— Exercise brief —
Restate the entries below verbatim.

— Materials provided —

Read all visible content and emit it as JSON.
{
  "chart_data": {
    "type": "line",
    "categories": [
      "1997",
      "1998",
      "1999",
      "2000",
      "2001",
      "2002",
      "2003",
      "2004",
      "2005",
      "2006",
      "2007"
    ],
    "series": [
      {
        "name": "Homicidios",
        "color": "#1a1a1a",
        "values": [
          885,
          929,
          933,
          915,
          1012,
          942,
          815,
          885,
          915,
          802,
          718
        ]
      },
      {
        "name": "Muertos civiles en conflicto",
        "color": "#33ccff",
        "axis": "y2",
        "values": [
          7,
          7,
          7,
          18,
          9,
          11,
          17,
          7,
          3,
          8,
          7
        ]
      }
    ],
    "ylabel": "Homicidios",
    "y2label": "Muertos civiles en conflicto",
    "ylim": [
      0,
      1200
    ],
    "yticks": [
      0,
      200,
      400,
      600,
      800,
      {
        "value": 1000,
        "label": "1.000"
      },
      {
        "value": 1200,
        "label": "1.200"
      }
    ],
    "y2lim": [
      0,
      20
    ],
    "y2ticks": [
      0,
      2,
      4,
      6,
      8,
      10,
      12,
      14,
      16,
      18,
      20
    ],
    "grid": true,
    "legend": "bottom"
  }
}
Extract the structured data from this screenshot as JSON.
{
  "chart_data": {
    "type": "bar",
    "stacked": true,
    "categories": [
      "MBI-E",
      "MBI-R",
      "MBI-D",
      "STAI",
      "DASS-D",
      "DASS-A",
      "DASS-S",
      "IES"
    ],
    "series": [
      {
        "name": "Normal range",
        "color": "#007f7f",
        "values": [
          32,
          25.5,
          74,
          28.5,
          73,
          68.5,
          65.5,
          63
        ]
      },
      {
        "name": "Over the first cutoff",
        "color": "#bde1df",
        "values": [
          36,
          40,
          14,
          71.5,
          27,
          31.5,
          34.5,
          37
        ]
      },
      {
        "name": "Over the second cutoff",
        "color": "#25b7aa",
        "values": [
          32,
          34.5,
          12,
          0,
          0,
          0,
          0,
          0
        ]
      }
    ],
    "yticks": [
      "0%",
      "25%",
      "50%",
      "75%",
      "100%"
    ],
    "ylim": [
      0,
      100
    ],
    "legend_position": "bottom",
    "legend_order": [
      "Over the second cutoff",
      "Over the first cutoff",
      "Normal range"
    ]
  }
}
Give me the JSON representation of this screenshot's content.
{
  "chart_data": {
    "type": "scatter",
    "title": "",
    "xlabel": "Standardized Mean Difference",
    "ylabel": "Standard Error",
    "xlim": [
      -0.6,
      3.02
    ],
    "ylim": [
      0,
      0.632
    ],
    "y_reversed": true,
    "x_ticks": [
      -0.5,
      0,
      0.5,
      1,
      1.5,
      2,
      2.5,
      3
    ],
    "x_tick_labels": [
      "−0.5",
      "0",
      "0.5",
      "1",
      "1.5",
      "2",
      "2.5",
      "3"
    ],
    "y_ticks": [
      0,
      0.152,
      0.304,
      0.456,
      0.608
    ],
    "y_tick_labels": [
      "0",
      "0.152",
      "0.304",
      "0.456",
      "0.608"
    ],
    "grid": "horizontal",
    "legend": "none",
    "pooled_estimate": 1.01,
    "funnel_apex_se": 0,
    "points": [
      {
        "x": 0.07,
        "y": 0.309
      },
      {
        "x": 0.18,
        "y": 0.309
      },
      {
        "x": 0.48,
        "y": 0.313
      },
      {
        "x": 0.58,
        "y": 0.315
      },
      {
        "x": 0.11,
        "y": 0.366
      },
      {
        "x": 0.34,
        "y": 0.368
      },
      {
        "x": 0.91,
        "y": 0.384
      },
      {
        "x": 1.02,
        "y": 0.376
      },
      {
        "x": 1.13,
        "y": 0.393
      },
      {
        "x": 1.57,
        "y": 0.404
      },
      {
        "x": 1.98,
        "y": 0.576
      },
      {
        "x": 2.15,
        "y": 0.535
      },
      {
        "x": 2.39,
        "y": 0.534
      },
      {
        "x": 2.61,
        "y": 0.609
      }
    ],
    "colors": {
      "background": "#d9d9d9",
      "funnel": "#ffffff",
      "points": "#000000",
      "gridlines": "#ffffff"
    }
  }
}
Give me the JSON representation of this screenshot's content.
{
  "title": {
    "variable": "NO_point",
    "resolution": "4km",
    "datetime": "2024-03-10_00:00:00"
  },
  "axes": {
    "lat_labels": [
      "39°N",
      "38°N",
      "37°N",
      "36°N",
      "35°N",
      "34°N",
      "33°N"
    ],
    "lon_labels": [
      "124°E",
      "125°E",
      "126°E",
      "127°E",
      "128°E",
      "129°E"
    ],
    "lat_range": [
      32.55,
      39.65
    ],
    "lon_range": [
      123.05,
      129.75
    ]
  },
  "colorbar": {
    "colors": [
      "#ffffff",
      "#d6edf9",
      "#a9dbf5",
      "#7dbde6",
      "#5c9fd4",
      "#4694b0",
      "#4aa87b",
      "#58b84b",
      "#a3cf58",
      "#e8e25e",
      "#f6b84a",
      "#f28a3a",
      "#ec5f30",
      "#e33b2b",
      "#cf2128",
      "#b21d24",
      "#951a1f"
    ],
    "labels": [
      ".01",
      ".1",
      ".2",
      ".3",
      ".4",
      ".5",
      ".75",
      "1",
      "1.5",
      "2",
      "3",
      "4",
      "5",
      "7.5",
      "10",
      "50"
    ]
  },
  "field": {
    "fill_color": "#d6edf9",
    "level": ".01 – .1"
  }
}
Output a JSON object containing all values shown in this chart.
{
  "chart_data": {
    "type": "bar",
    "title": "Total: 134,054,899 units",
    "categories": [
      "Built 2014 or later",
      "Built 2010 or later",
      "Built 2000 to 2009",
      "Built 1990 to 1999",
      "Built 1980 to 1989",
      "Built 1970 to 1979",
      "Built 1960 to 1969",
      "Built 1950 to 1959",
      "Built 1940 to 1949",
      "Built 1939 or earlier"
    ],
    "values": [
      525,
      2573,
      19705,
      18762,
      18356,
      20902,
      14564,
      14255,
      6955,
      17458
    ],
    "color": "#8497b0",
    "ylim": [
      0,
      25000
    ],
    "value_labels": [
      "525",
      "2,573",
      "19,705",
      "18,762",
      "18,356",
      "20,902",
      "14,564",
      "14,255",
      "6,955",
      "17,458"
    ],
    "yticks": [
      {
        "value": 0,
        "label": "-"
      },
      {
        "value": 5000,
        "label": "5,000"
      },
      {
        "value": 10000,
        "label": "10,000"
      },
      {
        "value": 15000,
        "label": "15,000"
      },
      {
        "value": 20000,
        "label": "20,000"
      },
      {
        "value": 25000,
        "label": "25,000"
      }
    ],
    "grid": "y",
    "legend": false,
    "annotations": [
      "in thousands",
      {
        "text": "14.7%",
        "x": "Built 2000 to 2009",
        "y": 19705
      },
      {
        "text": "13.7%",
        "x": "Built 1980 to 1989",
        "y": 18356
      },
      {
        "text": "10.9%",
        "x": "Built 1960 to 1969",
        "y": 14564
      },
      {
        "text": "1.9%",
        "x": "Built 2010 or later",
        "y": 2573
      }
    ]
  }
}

— Finished answer —
Read all visible content and emit it as JSON.
{
  "chart_data": {
    "type": "line",
    "categories": [
      "1997",
      "1998",
      "1999",
      "2000",
      "2001",
      "2002",
      "2003",
      "2004",
      "2005",
      "2006",
      "2007"
    ],
    "series": [
      {
        "name": "Homicidios",
        "color": "#1a1a1a",
        "values": [
          885,
          929,
          933,
          915,
          1012,
          942,
          815,
          885,
          915,
          802,
          718
        ]
      },
      {
        "name": "Muertos civiles en conflicto",
        "color": "#33ccff",
        "axis": "y2",
        "values": [
          7,
          7,
          7,
          18,
          9,
          11,
          17,
          7,
          3,
          8,
          7
        ]
      }
    ],
    "ylabel": "Homicidios",
    "y2label": "Muertos civiles en conflicto",
    "ylim": [
      0,
      1200
    ],
    "yticks": [
      0,
      200,
      400,
      600,
      800,
      {
        "value": 1000,
        "label": "1.000"
      },
      {
        "value": 1200,
        "label": "1.200"
      }
    ],
    "y2lim": [
      0,
      20
    ],
    "y2ticks": [
      0,
      2,
      4,
      6,
      8,
      10,
      12,
      14,
      16,
      18,
      20
    ],
    "grid": true,
    "legend": "bottom"
  }
}
Extract the structured data from this screenshot as JSON.
{
  "chart_data": {
    "type": "bar",
    "stacked": true,
    "categories": [
      "MBI-E",
      "MBI-R",
      "MBI-D",
      "STAI",
      "DASS-D",
      "DASS-A",
      "DASS-S",
      "IES"
    ],
    "series": [
      {
        "name": "Normal range",
        "color": "#007f7f",
        "values": [
          32,
          25.5,
          74,
          28.5,
          73,
          68.5,
          65.5,
          63
        ]
      },
      {
        "name": "Over the first cutoff",
        "color": "#bde1df",
        "values": [
          36,
          40,
          14,
          71.5,
          27,
          31.5,
          34.5,
          37
        ]
      },
      {
        "name": "Over the second cutoff",
        "color": "#25b7aa",
        "values": [
          32,
          34.5,
          12,
          0,
          0,
          0,
          0,
          0
        ]
      }
    ],
    "yticks": [
      "0%",
      "25%",
      "50%",
      "75%",
      "100%"
    ],
    "ylim": [
      0,
      100
    ],
    "legend_position": "bottom",
    "legend_order": [
      "Over the second cutoff",
      "Over the first cutoff",
      "Normal range"
    ]
  }
}
Give me the JSON representation of this screenshot's content.
{
  "chart_data": {
    "type": "scatter",
    "title": "",
    "xlabel": "Standardized Mean Difference",
    "ylabel": "Standard Error",
    "xlim": [
      -0.6,
      3.02
    ],
    "ylim": [
      0,
      0.632
    ],
    "y_reversed": true,
    "x_ticks": [
      -0.5,
      0,
      0.5,
      1,
      1.5,
      2,
      2.5,
      3
    ],
    "x_tick_labels": [
      "−0.5",
      "0",
      "0.5",
      "1",
      "1.5",
      "2",
      "2.5",
      "3"
    ],
    "y_ticks": [
      0,
      0.152,
      0.304,
      0.456,
      0.608
    ],
    "y_tick_labels": [
      "0",
      "0.152",
      "0.304",
      "0.456",
      "0.608"
    ],
    "grid": "horizontal",
    "legend": "none",
    "pooled_estimate": 1.01,
    "funnel_apex_se": 0,
    "points": [
      {
        "x": 0.07,
        "y": 0.309
      },
      {
        "x": 0.18,
        "y": 0.309
      },
      {
        "x": 0.48,
        "y": 0.313
      },
      {
        "x": 0.58,
        "y": 0.315
      },
      {
        "x": 0.11,
        "y": 0.366
      },
      {
        "x": 0.34,
        "y": 0.368
      },
      {
        "x": 0.91,
        "y": 0.384
      },
      {
        "x": 1.02,
        "y": 0.376
      },
      {
        "x": 1.13,
        "y": 0.393
      },
      {
        "x": 1.57,
        "y": 0.404
      },
      {
        "x": 1.98,
        "y": 0.576
      },
      {
        "x": 2.15,
        "y": 0.535
      },
      {
        "x": 2.39,
        "y": 0.534
      },
      {
        "x": 2.61,
        "y": 0.609
      }
    ],
    "colors": {
      "background": "#d9d9d9",
      "funnel": "#ffffff",
      "points": "#000000",
      "gridlines": "#ffffff"
    }
  }
}
Give me the JSON representation of this screenshot's content.
{
  "title": {
    "variable": "NO_point",
    "resolution": "4km",
    "datetime": "2024-03-10_00:00:00"
  },
  "axes": {
    "lat_labels": [
      "39°N",
      "38°N",
      "37°N",
      "36°N",
      "35°N",
      "34°N",
      "33°N"
    ],
    "lon_labels": [
      "124°E",
      "125°E",
      "126°E",
      "127°E",
      "128°E",
      "129°E"
    ],
    "lat_range": [
      32.55,
      39.65
    ],
    "lon_range": [
      123.05,
      129.75
    ]
  },
  "colorbar": {
    "colors": [
      "#ffffff",
      "#d6edf9",
      "#a9dbf5",
      "#7dbde6",
      "#5c9fd4",
      "#4694b0",
      "#4aa87b",
      "#58b84b",
      "#a3cf58",
      "#e8e25e",
      "#f6b84a",
      "#f28a3a",
      "#ec5f30",
      "#e33b2b",
      "#cf2128",
      "#b21d24",
      "#951a1f"
    ],
    "labels": [
      ".01",
      ".1",
      ".2",
      ".3",
      ".4",
      ".5",
      ".75",
      "1",
      "1.5",
      "2",
      "3",
      "4",
      "5",
      "7.5",
      "10",
      "50"
    ]
  },
  "field": {
    "fill_color": "#d6edf9",
    "level": ".01 – .1"
  }
}
Output a JSON object containing all values shown in this chart.
{
  "chart_data": {
    "type": "bar",
    "title": "Total: 134,054,899 units",
    "categories": [
      "Built 2014 or later",
      "Built 2010 or later",
      "Built 2000 to 2009",
      "Built 1990 to 1999",
      "Built 1980 to 1989",
      "Built 1970 to 1979",
      "Built 1960 to 1969",
      "Built 1950 to 1959",
      "Built 1940 to 1949",
      "Built 1939 or earlier"
    ],
    "values": [
      525,
      2573,
      19705,
      18762,
      18356,
      20902,
      14564,
      14255,
      6955,
      17458
    ],
    "color": "#8497b0",
    "ylim": [
      0,
      25000
    ],
    "value_labels": [
      "525",
      "2,573",
      "19,705",
      "18,762",
      "18,356",
      "20,902",
      "14,564",
      "14,255",
      "6,955",
      "17,458"
    ],
    "yticks": [
      {
        "value": 0,
        "label": "-"
      },
      {
        "value": 5000,
        "label": "5,000"
      },
      {
        "value": 10000,
        "label": "10,000"
      },
      {
        "value": 15000,
        "label": "15,000"
      },
      {
        "value": 20000,
        "label": "20,000"
      },
      {
        "value": 25000,
        "label": "25,000"
      }
    ],
    "grid": "y",
    "legend": false,
    "annotations": [
      "in thousands",
      {
        "text": "14.7%",
        "x": "Built 2000 to 2009",
        "y": 19705
      },
      {
        "text": "13.7%",
        "x": "Built 1980 to 1989",
        "y": 18356
      },
      {
        "text": "10.9%",
        "x": "Built 1960 to 1969",
        "y": 14564
      },
      {
        "text": "1.9%",
        "x": "Built 2010 or later",
        "y": 2573
      }
    ]
  }
}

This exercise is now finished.